Task prompt:
Every record here needs to be written out again exactly.
begin Given data
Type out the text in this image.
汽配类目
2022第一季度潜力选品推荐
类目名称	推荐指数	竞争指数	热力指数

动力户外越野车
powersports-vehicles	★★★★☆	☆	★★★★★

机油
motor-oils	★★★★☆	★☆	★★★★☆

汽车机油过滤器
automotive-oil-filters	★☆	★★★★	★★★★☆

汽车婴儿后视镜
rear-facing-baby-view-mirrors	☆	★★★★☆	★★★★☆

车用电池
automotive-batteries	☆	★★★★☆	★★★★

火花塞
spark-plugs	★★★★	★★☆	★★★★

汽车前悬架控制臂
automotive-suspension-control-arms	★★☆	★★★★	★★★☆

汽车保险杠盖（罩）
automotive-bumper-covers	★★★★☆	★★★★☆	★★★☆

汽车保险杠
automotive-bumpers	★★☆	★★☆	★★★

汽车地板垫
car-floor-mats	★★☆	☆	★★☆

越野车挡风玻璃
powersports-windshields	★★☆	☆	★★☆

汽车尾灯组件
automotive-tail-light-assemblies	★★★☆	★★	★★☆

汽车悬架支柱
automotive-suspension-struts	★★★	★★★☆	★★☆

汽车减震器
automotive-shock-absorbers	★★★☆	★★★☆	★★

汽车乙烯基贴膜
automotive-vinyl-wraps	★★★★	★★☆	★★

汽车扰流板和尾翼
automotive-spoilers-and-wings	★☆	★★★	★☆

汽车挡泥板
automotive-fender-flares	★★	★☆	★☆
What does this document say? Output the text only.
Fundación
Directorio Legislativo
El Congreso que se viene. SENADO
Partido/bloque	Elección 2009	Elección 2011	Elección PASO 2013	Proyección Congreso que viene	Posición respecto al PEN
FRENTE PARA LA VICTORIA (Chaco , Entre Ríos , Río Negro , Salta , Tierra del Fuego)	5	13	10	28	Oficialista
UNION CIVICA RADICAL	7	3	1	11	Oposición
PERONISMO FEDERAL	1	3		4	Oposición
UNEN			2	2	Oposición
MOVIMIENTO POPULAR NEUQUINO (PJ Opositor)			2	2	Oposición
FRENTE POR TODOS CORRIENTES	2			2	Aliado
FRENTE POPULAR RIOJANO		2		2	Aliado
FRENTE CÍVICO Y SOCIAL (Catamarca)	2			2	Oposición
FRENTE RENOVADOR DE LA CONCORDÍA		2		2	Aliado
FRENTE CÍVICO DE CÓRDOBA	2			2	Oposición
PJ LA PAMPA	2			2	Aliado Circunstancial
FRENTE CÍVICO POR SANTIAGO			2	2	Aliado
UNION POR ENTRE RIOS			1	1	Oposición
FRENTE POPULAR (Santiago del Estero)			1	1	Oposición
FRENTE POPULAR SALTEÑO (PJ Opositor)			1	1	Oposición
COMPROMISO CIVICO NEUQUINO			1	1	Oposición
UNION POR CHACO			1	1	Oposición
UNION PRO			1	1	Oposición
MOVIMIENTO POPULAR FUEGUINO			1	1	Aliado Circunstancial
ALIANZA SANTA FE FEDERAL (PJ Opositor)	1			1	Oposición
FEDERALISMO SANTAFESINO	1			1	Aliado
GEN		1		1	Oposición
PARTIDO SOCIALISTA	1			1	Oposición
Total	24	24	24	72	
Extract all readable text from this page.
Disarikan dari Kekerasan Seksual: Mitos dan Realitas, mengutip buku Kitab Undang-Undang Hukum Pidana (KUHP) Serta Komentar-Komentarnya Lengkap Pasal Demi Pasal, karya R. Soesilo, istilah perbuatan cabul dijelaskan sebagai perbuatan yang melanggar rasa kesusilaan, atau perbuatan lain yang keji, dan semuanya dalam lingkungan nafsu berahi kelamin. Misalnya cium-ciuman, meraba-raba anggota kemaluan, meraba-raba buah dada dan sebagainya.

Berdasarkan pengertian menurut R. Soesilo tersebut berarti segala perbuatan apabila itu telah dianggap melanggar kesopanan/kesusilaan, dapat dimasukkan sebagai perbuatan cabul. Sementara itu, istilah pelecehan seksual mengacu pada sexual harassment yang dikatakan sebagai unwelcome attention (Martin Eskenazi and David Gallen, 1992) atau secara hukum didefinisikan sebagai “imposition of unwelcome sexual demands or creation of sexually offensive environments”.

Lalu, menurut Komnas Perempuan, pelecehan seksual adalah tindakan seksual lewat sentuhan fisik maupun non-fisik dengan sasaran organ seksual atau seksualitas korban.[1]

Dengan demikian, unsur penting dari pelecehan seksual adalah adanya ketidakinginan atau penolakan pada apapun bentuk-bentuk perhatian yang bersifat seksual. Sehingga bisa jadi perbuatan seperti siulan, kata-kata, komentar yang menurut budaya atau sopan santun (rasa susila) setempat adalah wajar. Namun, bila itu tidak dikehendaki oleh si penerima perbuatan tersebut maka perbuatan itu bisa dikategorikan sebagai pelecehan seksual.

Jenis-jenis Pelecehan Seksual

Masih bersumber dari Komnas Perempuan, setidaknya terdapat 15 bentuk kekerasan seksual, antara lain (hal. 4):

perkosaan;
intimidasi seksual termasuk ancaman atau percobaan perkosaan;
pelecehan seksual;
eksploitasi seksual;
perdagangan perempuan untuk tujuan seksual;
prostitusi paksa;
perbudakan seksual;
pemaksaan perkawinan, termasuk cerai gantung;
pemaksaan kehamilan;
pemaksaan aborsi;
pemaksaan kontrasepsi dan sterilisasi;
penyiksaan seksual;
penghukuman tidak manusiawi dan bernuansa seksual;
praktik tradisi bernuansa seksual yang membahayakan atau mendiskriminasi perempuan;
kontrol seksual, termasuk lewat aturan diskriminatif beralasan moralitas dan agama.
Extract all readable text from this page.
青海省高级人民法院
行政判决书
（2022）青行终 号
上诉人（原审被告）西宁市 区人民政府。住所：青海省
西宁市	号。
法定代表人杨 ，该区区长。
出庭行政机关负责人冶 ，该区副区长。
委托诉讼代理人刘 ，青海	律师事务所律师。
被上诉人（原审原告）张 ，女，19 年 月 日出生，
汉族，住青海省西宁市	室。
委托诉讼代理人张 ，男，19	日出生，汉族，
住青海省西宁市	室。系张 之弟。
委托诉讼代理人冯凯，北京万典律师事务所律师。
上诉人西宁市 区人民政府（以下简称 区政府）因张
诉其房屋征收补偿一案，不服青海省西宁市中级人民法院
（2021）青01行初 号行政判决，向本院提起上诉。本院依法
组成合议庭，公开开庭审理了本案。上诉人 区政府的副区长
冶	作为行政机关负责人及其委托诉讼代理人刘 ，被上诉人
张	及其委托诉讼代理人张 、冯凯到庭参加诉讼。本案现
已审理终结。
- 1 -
end Given data
Result of this task:
Type out the text in this image.
汽配类目
2022第一季度潜力选品推荐
类目名称	推荐指数	竞争指数	热力指数

动力户外越野车
powersports-vehicles	★★★★☆	☆	★★★★★

机油
motor-oils	★★★★☆	★☆	★★★★☆

汽车机油过滤器
automotive-oil-filters	★☆	★★★★	★★★★☆

汽车婴儿后视镜
rear-facing-baby-view-mirrors	☆	★★★★☆	★★★★☆

车用电池
automotive-batteries	☆	★★★★☆	★★★★

火花塞
spark-plugs	★★★★	★★☆	★★★★

汽车前悬架控制臂
automotive-suspension-control-arms	★★☆	★★★★	★★★☆

汽车保险杠盖（罩）
automotive-bumper-covers	★★★★☆	★★★★☆	★★★☆

汽车保险杠
automotive-bumpers	★★☆	★★☆	★★★

汽车地板垫
car-floor-mats	★★☆	☆	★★☆

越野车挡风玻璃
powersports-windshields	★★☆	☆	★★☆

汽车尾灯组件
automotive-tail-light-assemblies	★★★☆	★★	★★☆

汽车悬架支柱
automotive-suspension-struts	★★★	★★★☆	★★☆

汽车减震器
automotive-shock-absorbers	★★★☆	★★★☆	★★

汽车乙烯基贴膜
automotive-vinyl-wraps	★★★★	★★☆	★★

汽车扰流板和尾翼
automotive-spoilers-and-wings	★☆	★★★	★☆

汽车挡泥板
automotive-fender-flares	★★	★☆	★☆
What does this document say? Output the text only.
Fundación
Directorio Legislativo
El Congreso que se viene. SENADO
Partido/bloque	Elección 2009	Elección 2011	Elección PASO 2013	Proyección Congreso que viene	Posición respecto al PEN
FRENTE PARA LA VICTORIA (Chaco , Entre Ríos , Río Negro , Salta , Tierra del Fuego)	5	13	10	28	Oficialista
UNION CIVICA RADICAL	7	3	1	11	Oposición
PERONISMO FEDERAL	1	3		4	Oposición
UNEN			2	2	Oposición
MOVIMIENTO POPULAR NEUQUINO (PJ Opositor)			2	2	Oposición
FRENTE POR TODOS CORRIENTES	2			2	Aliado
FRENTE POPULAR RIOJANO		2		2	Aliado
FRENTE CÍVICO Y SOCIAL (Catamarca)	2			2	Oposición
FRENTE RENOVADOR DE LA CONCORDÍA		2		2	Aliado
FRENTE CÍVICO DE CÓRDOBA	2			2	Oposición
PJ LA PAMPA	2			2	Aliado Circunstancial
FRENTE CÍVICO POR SANTIAGO			2	2	Aliado
UNION POR ENTRE RIOS			1	1	Oposición
FRENTE POPULAR (Santiago del Estero)			1	1	Oposición
FRENTE POPULAR SALTEÑO (PJ Opositor)			1	1	Oposición
COMPROMISO CIVICO NEUQUINO			1	1	Oposición
UNION POR CHACO			1	1	Oposición
UNION PRO			1	1	Oposición
MOVIMIENTO POPULAR FUEGUINO			1	1	Aliado Circunstancial
ALIANZA SANTA FE FEDERAL (PJ Opositor)	1			1	Oposición
FEDERALISMO SANTAFESINO	1			1	Aliado
GEN		1		1	Oposición
PARTIDO SOCIALISTA	1			1	Oposición
Total	24	24	24	72	
Extract all readable text from this page.
Disarikan dari Kekerasan Seksual: Mitos dan Realitas, mengutip buku Kitab Undang-Undang Hukum Pidana (KUHP) Serta Komentar-Komentarnya Lengkap Pasal Demi Pasal, karya R. Soesilo, istilah perbuatan cabul dijelaskan sebagai perbuatan yang melanggar rasa kesusilaan, atau perbuatan lain yang keji, dan semuanya dalam lingkungan nafsu berahi kelamin. Misalnya cium-ciuman, meraba-raba anggota kemaluan, meraba-raba buah dada dan sebagainya.

Berdasarkan pengertian menurut R. Soesilo tersebut berarti segala perbuatan apabila itu telah dianggap melanggar kesopanan/kesusilaan, dapat dimasukkan sebagai perbuatan cabul. Sementara itu, istilah pelecehan seksual mengacu pada sexual harassment yang dikatakan sebagai unwelcome attention (Martin Eskenazi and David Gallen, 1992) atau secara hukum didefinisikan sebagai “imposition of unwelcome sexual demands or creation of sexually offensive environments”.

Lalu, menurut Komnas Perempuan, pelecehan seksual adalah tindakan seksual lewat sentuhan fisik maupun non-fisik dengan sasaran organ seksual atau seksualitas korban.[1]

Dengan demikian, unsur penting dari pelecehan seksual adalah adanya ketidakinginan atau penolakan pada apapun bentuk-bentuk perhatian yang bersifat seksual. Sehingga bisa jadi perbuatan seperti siulan, kata-kata, komentar yang menurut budaya atau sopan santun (rasa susila) setempat adalah wajar. Namun, bila itu tidak dikehendaki oleh si penerima perbuatan tersebut maka perbuatan itu bisa dikategorikan sebagai pelecehan seksual.

Jenis-jenis Pelecehan Seksual

Masih bersumber dari Komnas Perempuan, setidaknya terdapat 15 bentuk kekerasan seksual, antara lain (hal. 4):

perkosaan;
intimidasi seksual termasuk ancaman atau percobaan perkosaan;
pelecehan seksual;
eksploitasi seksual;
perdagangan perempuan untuk tujuan seksual;
prostitusi paksa;
perbudakan seksual;
pemaksaan perkawinan, termasuk cerai gantung;
pemaksaan kehamilan;
pemaksaan aborsi;
pemaksaan kontrasepsi dan sterilisasi;
penyiksaan seksual;
penghukuman tidak manusiawi dan bernuansa seksual;
praktik tradisi bernuansa seksual yang membahayakan atau mendiskriminasi perempuan;
kontrol seksual, termasuk lewat aturan diskriminatif beralasan moralitas dan agama.
Extract all readable text from this page.
青海省高级人民法院
行政判决书
（2022）青行终 号
上诉人（原审被告）西宁市 区人民政府。住所：青海省
西宁市	号。
法定代表人杨 ，该区区长。
出庭行政机关负责人冶 ，该区副区长。
委托诉讼代理人刘 ，青海	律师事务所律师。
被上诉人（原审原告）张 ，女，19 年 月 日出生，
汉族，住青海省西宁市	室。
委托诉讼代理人张 ，男，19	日出生，汉族，
住青海省西宁市	室。系张 之弟。
委托诉讼代理人冯凯，北京万典律师事务所律师。
上诉人西宁市 区人民政府（以下简称 区政府）因张
诉其房屋征收补偿一案，不服青海省西宁市中级人民法院
（2021）青01行初 号行政判决，向本院提起上诉。本院依法
组成合议庭，公开开庭审理了本案。上诉人 区政府的副区长
冶	作为行政机关负责人及其委托诉讼代理人刘 ，被上诉人
张	及其委托诉讼代理人张 、冯凯到庭参加诉讼。本案现
已审理终结。
- 1 -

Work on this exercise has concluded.